▶ Fragmento de texto
# Radio-cd coche



## Rock &amp; Roll Forever (Nov 9, 2006)

El caso es que quiero conectar un Radio Cd de coche (un Aiwa) en casa...pero me dado cuenta que la conexión es mas compleja de lo que me esperaba.
Ya he leído un post que habla sobre algo parecido q esta por aquí cerca pero no me ha resuelto de gran ayuda...haber si alguien me ayuda.
esto es lo que pone en el caseto

*WIRE CONNECTIONS
Rojo---to power (ACC)
Amarillo---To battery direct (back up) fuse 15A
Negro---To GND (negative ground)
Azul---Relay control
          To power antena/to remote control
          Fuse 0.5A
Marrón---To car telephone mute*

Todo esto va conectado (menos el marrón) a un "enchufe" y el rojo y el amarillo se pueden soltar.

Para los altavoces hay 8 cables de cuatro colores diferentes. de cada color ai uno normal y otro con una banda negra. estos tambien se unen en un "enchufe"

Como conecto esto a un enchufe de casa; de los de toda la vida?
Un saludo y gracias de antemano.


----------



## shocky (Nov 9, 2006)

Bueno no es muy sencillo.
Primero tienes que conseguirte una fuente de 12 Vcc de mas o menos 200W.
A esta debes conectar los siguientes cables:
Rojo--- al positivo de la fuente.
Amarillo--- tambien al positivo de la fuente.
Negro---- al negativo.
Luego el azul no lo conectes a nada.
El marron tampoco.

Los demas 8 cables son de los parlantes y se conectan de la siguiente forma.
Cada cable de color normal con su otro cable del mismo color pero con linea negra correponde a cada uno de los 4 canales que tiene tu equipo.

▶ Registros listados
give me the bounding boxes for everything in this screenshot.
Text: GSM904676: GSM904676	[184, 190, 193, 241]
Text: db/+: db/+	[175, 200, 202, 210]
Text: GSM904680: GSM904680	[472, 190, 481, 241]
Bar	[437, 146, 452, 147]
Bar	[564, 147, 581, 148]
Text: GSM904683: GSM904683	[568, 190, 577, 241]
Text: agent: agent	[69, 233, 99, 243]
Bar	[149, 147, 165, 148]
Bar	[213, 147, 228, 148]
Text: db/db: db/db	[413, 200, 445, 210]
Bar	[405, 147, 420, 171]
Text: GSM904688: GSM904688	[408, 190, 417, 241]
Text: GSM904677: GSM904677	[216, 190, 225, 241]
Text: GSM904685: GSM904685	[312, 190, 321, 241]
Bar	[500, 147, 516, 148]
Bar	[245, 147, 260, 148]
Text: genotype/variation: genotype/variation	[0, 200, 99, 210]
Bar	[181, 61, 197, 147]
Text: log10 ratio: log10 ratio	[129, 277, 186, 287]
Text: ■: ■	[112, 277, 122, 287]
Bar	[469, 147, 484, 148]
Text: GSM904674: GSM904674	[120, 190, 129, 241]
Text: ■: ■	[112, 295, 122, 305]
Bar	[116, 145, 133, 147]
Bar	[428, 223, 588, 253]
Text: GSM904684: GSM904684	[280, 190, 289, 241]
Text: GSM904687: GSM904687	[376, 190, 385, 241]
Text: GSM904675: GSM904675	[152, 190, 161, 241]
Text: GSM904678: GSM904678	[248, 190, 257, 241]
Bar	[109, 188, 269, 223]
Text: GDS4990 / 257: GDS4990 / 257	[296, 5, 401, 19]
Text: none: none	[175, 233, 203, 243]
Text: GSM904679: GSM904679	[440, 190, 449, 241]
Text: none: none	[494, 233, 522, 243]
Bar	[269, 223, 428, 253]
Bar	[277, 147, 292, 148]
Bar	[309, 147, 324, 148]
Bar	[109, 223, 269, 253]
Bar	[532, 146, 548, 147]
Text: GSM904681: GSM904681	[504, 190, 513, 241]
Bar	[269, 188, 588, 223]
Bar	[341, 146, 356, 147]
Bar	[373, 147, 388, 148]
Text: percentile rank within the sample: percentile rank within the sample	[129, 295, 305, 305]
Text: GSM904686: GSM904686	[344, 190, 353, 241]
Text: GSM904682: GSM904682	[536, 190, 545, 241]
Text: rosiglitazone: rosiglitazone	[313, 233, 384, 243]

▶ Consigna dada 1
Responde según el hilo sobre el radio-CD de coche:
(a) ¿Qué fusible lleva el cable amarillo según lo que pone en el aparato?
(b) ¿Qué fuente recomienda shocky para alimentar el equipo?
(c) ¿Cuántos cables hay para los altavoces y de cuántos colores?
▶ Consigna dada 2
¿Concuerdan con el hilo sobre el radio-CD de coche estas afirmaciones? Responde sí o no y cita las palabras del hilo que lo deciden.
(a) Según shocky, el cable rojo va al negativo de la fuente.
(b) El cable marrón también va conectado al "enchufe".
(c) shocky aconseja no conectar el cable azul.
▶ Consigna dada 3
Continúa el hilo sobre el radio-CD de coche a partir de donde se detiene.

▶ Respuesta 1
(a) Un fusible de 15A.
(b) Una fuente de 12 Vcc de más o menos 200W.
(c) Ocho cables de cuatro colores diferentes.

▶ Respuesta 2
(a) No: "Rojo--- al positivo de la fuente."
(b) No: "Todo esto va conectado (menos el marrón) a un "enchufe""
(c) Sí: "Luego el azul no lo conectes a nada."

▶ Respuesta 3
Bueno espero que te haya aclarado algo
Saludos y suerte.


----------



## Rock &amp; Roll Forever (Nov 10, 2006)

Me podrías explicar que es una "fuente 12 Vcc de mas o menos 200W"????
saludos y gracias


----------



## shocky (Nov 10, 2006)

Una fuente es lo que utilizas por ejemplo para cargar tu celular o cosas asi.
Pero en este caso tu fuente tiene que poder entragar 12 Vcc (voltios de continua), en lo posible regulada, es decir que no varie la tensión con la carga. Ademas tiene que poder suministrar una corriente de 15A maximo.
Todo esto nos da una potencia de la fuente de 180W.
Y por seguridad deberia ser de por lo menos 200W.
La fuente esta compuesta de un enorme transformador, un puente de diodos y unos grandes capacitores. y ademas de un circuito de regulacion.
Bueno no se si me entiendes. 
Si te fijas en la seccion de fuentes de alimentacion, yo publique una fuente que es capas de entregar esta corriente y mas tambien.
Si quieres puedes hacerla. Busacala si no la encuentras, decime que te la mando.
Saludos y suerte.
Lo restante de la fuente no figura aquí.